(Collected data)

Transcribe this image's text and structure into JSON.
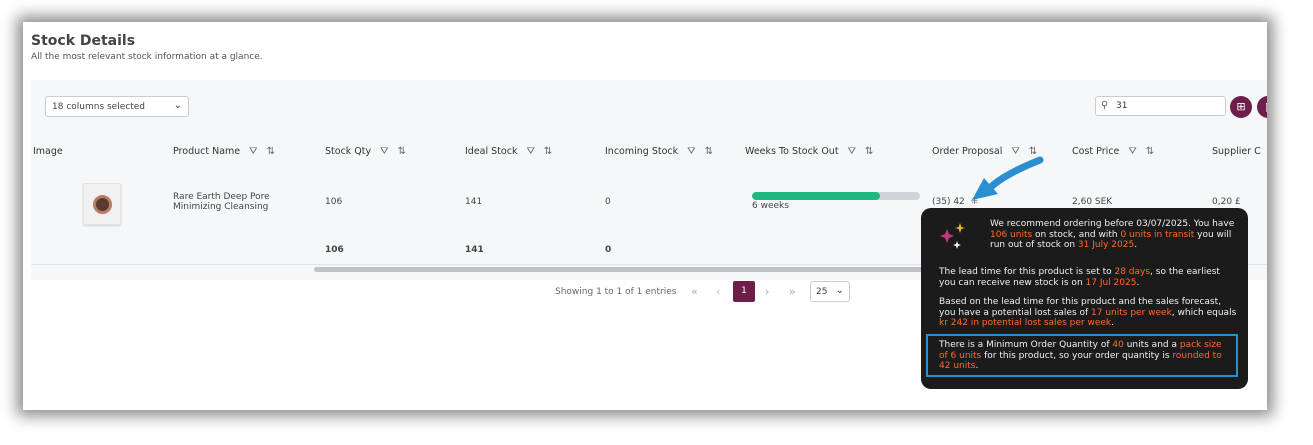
{
  "header": {
    "title": "Stock Details",
    "subtitle": "All the most relevant stock information at a glance."
  },
  "toolbar": {
    "columns_selected": "18 columns selected",
    "search_value": "31"
  },
  "table": {
    "columns": [
      "Image",
      "Product Name",
      "Stock Qty",
      "Ideal Stock",
      "Incoming Stock",
      "Weeks To Stock Out",
      "Order Proposal",
      "Cost Price",
      "Supplier C"
    ],
    "row": {
      "product_name": "Rare Earth Deep Pore Minimizing Cleansing",
      "stock_qty": "106",
      "ideal_stock": "141",
      "incoming_stock": "0",
      "weeks_to_stock_out": "6 weeks",
      "weeks_progress": 0.76,
      "order_proposal": "(35) 42",
      "cost_price": "2,60 SEK",
      "supplier_cost": "0,20 £"
    },
    "totals": {
      "stock_qty": "106",
      "ideal_stock": "141",
      "incoming_stock": "0"
    }
  },
  "pagination": {
    "info": "Showing 1 to 1 of 1 entries",
    "current_page": "1",
    "page_size": "25"
  },
  "tooltip": {
    "p1_a": "We recommend ordering before 03/07/2025. You have ",
    "p1_b": "106 units",
    "p1_c": " on stock, and with ",
    "p1_d": "0 units in transit",
    "p1_e": " you will run out of stock on ",
    "p1_f": "31 July 2025",
    "p1_g": ".",
    "p2_a": "The lead time for this product is set to ",
    "p2_b": "28 days",
    "p2_c": ", so the earliest you can receive new stock is on ",
    "p2_d": "17 Jul 2025",
    "p2_e": ".",
    "p3_a": "Based on the lead time for this product and the sales forecast, you have a potential lost sales of ",
    "p3_b": "17 units per week",
    "p3_c": ", which equals ",
    "p3_d": "kr 242 in potential lost sales per week",
    "p3_e": ".",
    "p4_a": "There is a Minimum Order Quantity of ",
    "p4_b": "40",
    "p4_c": " units and a ",
    "p4_d": "pack size of 6 units",
    "p4_e": " for this product, so your order quantity is ",
    "p4_f": "rounded to 42 units",
    "p4_g": "."
  },
  "colors": {
    "accent": "#6d1f4a",
    "progress": "#1eb980",
    "highlight": "#ff6a2b",
    "annotation_arrow": "#2a8fd1"
  }
}
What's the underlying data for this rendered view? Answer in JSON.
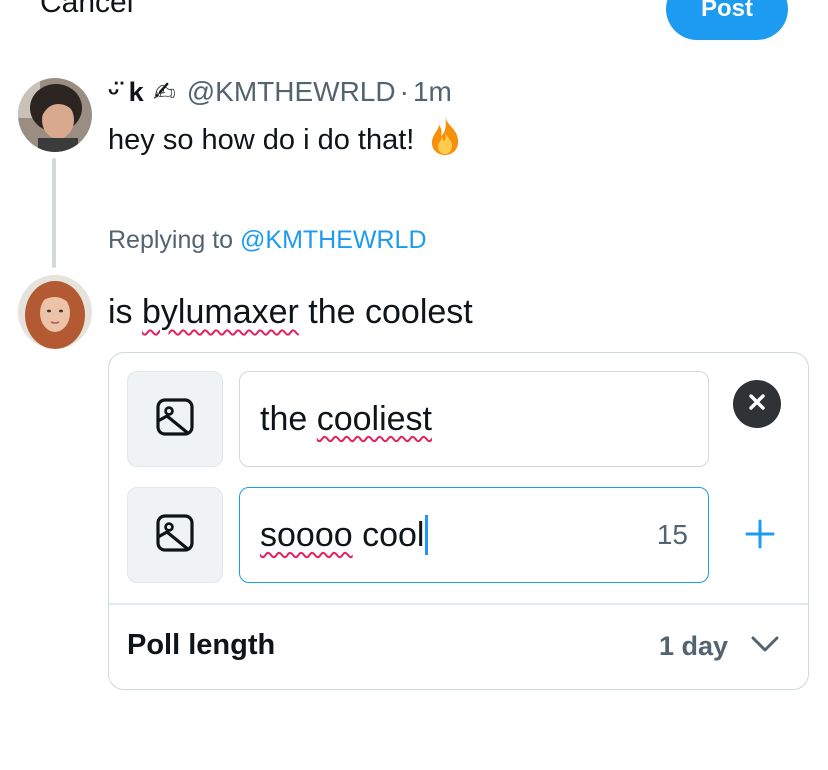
{
  "header": {
    "cancel_label": "Cancel",
    "post_label": "Post"
  },
  "parent_tweet": {
    "display_name": "ᵕ̈ k ✍︎",
    "handle": "@KMTHEWRLD",
    "separator": "·",
    "time": "1m",
    "text": "hey so how do i do that!",
    "emoji": "fire-icon"
  },
  "reply": {
    "prefix": "Replying to ",
    "mention": "@KMTHEWRLD"
  },
  "compose": {
    "before": "is ",
    "misspelled": "bylumaxer",
    "after": " the coolest"
  },
  "poll": {
    "choice1": {
      "prefix": "the ",
      "misspelled": "cooliest"
    },
    "choice2": {
      "misspelled": "soooo",
      "rest": " cool",
      "char_count": "15"
    },
    "length_label": "Poll length",
    "length_value": "1 day"
  },
  "colors": {
    "accent": "#1d9bf0",
    "text": "#0f1419",
    "muted": "#536471",
    "border": "#cfd9de",
    "spell": "#e0245e"
  }
}
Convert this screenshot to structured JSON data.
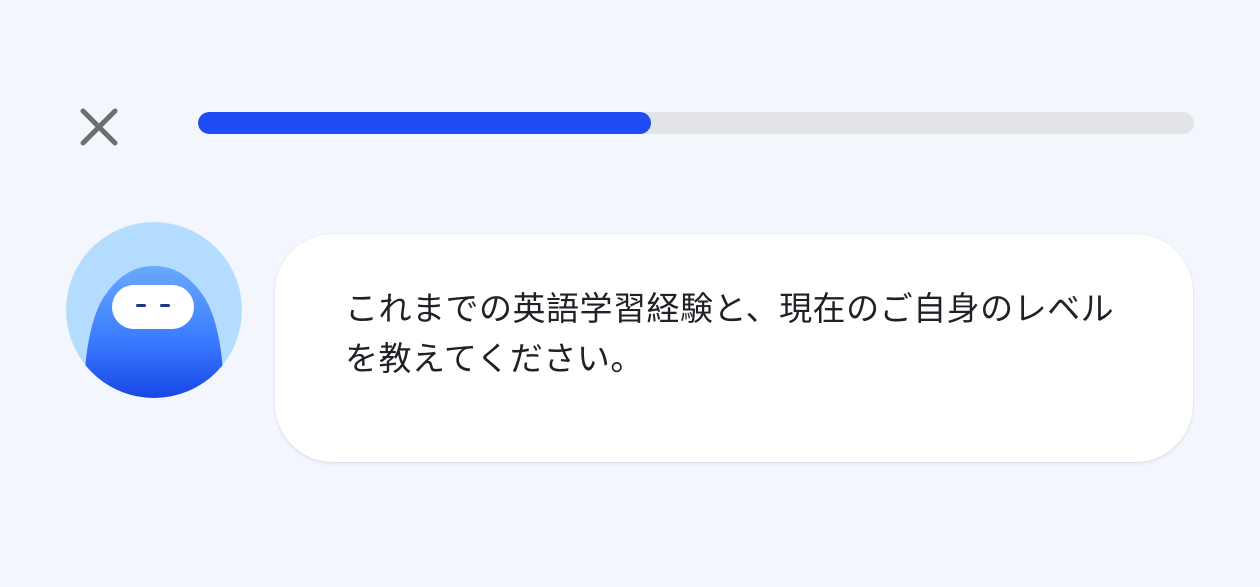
{
  "header": {
    "close_icon": "close-icon",
    "progress": {
      "value": 0.455,
      "fill_color": "#1f4cf6",
      "track_color": "#e3e4e8"
    }
  },
  "chat": {
    "avatar_icon": "robot-avatar-icon",
    "message": "これまでの英語学習経験と、現在のご自身のレベルを教えてください。"
  }
}
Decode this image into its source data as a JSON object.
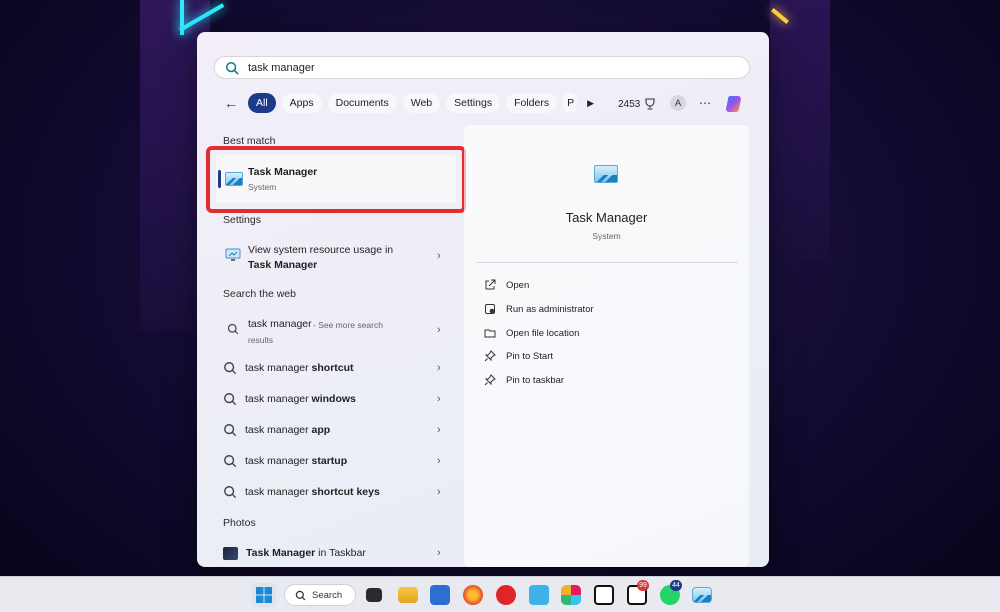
{
  "search": {
    "query": "task manager"
  },
  "filters": {
    "items": [
      "All",
      "Apps",
      "Documents",
      "Web",
      "Settings",
      "Folders",
      "P"
    ],
    "active": "All",
    "points": "2453",
    "avatar_letter": "A"
  },
  "left": {
    "best_match_title": "Best match",
    "best_match": {
      "title": "Task Manager",
      "subtitle": "System"
    },
    "settings_title": "Settings",
    "settings_item": {
      "line1": "View system resource usage in",
      "line2": "Task Manager"
    },
    "web_title": "Search the web",
    "web_first": {
      "query": "task manager",
      "hint": " - See more search",
      "hint2": "results"
    },
    "web_items": [
      {
        "prefix": "task manager ",
        "bold": "shortcut"
      },
      {
        "prefix": "task manager ",
        "bold": "windows"
      },
      {
        "prefix": "task manager ",
        "bold": "app"
      },
      {
        "prefix": "task manager ",
        "bold": "startup"
      },
      {
        "prefix": "task manager ",
        "bold": "shortcut keys"
      }
    ],
    "photos_title": "Photos",
    "photos_item": {
      "bold": "Task Manager",
      "suffix": " in Taskbar"
    }
  },
  "right": {
    "title": "Task Manager",
    "subtitle": "System",
    "actions": [
      "Open",
      "Run as administrator",
      "Open file location",
      "Pin to Start",
      "Pin to taskbar"
    ]
  },
  "taskbar": {
    "search_label": "Search",
    "badges": {
      "notion": "99",
      "whatsapp": "44"
    }
  }
}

— To be done —
Copy the records exactly as they appear, excluding images.

— Answer to this problem —
Transcribe this image's text and structure into JSON.
{
  "header": {
    "title": "Stock Details",
    "subtitle": "All the most relevant stock information at a glance."
  },
  "toolbar": {
    "columns_selected": "18 columns selected",
    "search_value": "31"
  },
  "table": {
    "columns": [
      "Image",
      "Product Name",
      "Stock Qty",
      "Ideal Stock",
      "Incoming Stock",
      "Weeks To Stock Out",
      "Order Proposal",
      "Cost Price",
      "Supplier C"
    ],
    "row": {
      "product_name": "Rare Earth Deep Pore Minimizing Cleansing",
      "stock_qty": "106",
      "ideal_stock": "141",
      "incoming_stock": "0",
      "weeks_to_stock_out": "6 weeks",
      "weeks_progress": 0.76,
      "order_proposal": "(35) 42",
      "cost_price": "2,60 SEK",
      "supplier_cost": "0,20 £"
    },
    "totals": {
      "stock_qty": "106",
      "ideal_stock": "141",
      "incoming_stock": "0"
    }
  },
  "pagination": {
    "info": "Showing 1 to 1 of 1 entries",
    "current_page": "1",
    "page_size": "25"
  },
  "tooltip": {
    "p1_a": "We recommend ordering before 03/07/2025. You have ",
    "p1_b": "106 units",
    "p1_c": " on stock, and with ",
    "p1_d": "0 units in transit",
    "p1_e": " you will run out of stock on ",
    "p1_f": "31 July 2025",
    "p1_g": ".",
    "p2_a": "The lead time for this product is set to ",
    "p2_b": "28 days",
    "p2_c": ", so the earliest you can receive new stock is on ",
    "p2_d": "17 Jul 2025",
    "p2_e": ".",
    "p3_a": "Based on the lead time for this product and the sales forecast, you have a potential lost sales of ",
    "p3_b": "17 units per week",
    "p3_c": ", which equals ",
    "p3_d": "kr 242 in potential lost sales per week",
    "p3_e": ".",
    "p4_a": "There is a Minimum Order Quantity of ",
    "p4_b": "40",
    "p4_c": " units and a ",
    "p4_d": "pack size of 6 units",
    "p4_e": " for this product, so your order quantity is ",
    "p4_f": "rounded to 42 units",
    "p4_g": "."
  },
  "colors": {
    "accent": "#6d1f4a",
    "progress": "#1eb980",
    "highlight": "#ff6a2b",
    "annotation_arrow": "#2a8fd1"
  }
}
What's the underlying data for this rendered view? Answer in JSON.
{
  "header": {
    "cancel_label": "Cancel",
    "post_label": "Post"
  },
  "parent_tweet": {
    "display_name": "ᵕ̈ k ✍︎",
    "handle": "@KMTHEWRLD",
    "separator": "·",
    "time": "1m",
    "text": "hey so how do i do that!",
    "emoji": "fire-icon"
  },
  "reply": {
    "prefix": "Replying to ",
    "mention": "@KMTHEWRLD"
  },
  "compose": {
    "before": "is ",
    "misspelled": "bylumaxer",
    "after": " the coolest"
  },
  "poll": {
    "choice1": {
      "prefix": "the ",
      "misspelled": "cooliest"
    },
    "choice2": {
      "misspelled": "soooo",
      "rest": " cool",
      "char_count": "15"
    },
    "length_label": "Poll length",
    "length_value": "1 day"
  },
  "colors": {
    "accent": "#1d9bf0",
    "text": "#0f1419",
    "muted": "#536471",
    "border": "#cfd9de",
    "spell": "#e0245e"
  }
}
Convert this screenshot to structured JSON data.
{
  "header": {
    "close_icon": "close-icon",
    "progress": {
      "value": 0.455,
      "fill_color": "#1f4cf6",
      "track_color": "#e3e4e8"
    }
  },
  "chat": {
    "avatar_icon": "robot-avatar-icon",
    "message": "これまでの英語学習経験と、現在のご自身のレベルを教えてください。"
  }
}
Decode this image into its source data as a JSON object.
{
  "search": {
    "query": "task manager"
  },
  "filters": {
    "items": [
      "All",
      "Apps",
      "Documents",
      "Web",
      "Settings",
      "Folders",
      "P"
    ],
    "active": "All",
    "points": "2453",
    "avatar_letter": "A"
  },
  "left": {
    "best_match_title": "Best match",
    "best_match": {
      "title": "Task Manager",
      "subtitle": "System"
    },
    "settings_title": "Settings",
    "settings_item": {
      "line1": "View system resource usage in",
      "line2": "Task Manager"
    },
    "web_title": "Search the web",
    "web_first": {
      "query": "task manager",
      "hint": " - See more search",
      "hint2": "results"
    },
    "web_items": [
      {
        "prefix": "task manager ",
        "bold": "shortcut"
      },
      {
        "prefix": "task manager ",
        "bold": "windows"
      },
      {
        "prefix": "task manager ",
        "bold": "app"
      },
      {
        "prefix": "task manager ",
        "bold": "startup"
      },
      {
        "prefix": "task manager ",
        "bold": "shortcut keys"
      }
    ],
    "photos_title": "Photos",
    "photos_item": {
      "bold": "Task Manager",
      "suffix": " in Taskbar"
    }
  },
  "right": {
    "title": "Task Manager",
    "subtitle": "System",
    "actions": [
      "Open",
      "Run as administrator",
      "Open file location",
      "Pin to Start",
      "Pin to taskbar"
    ]
  },
  "taskbar": {
    "search_label": "Search",
    "badges": {
      "notion": "99",
      "whatsapp": "44"
    }
  }
}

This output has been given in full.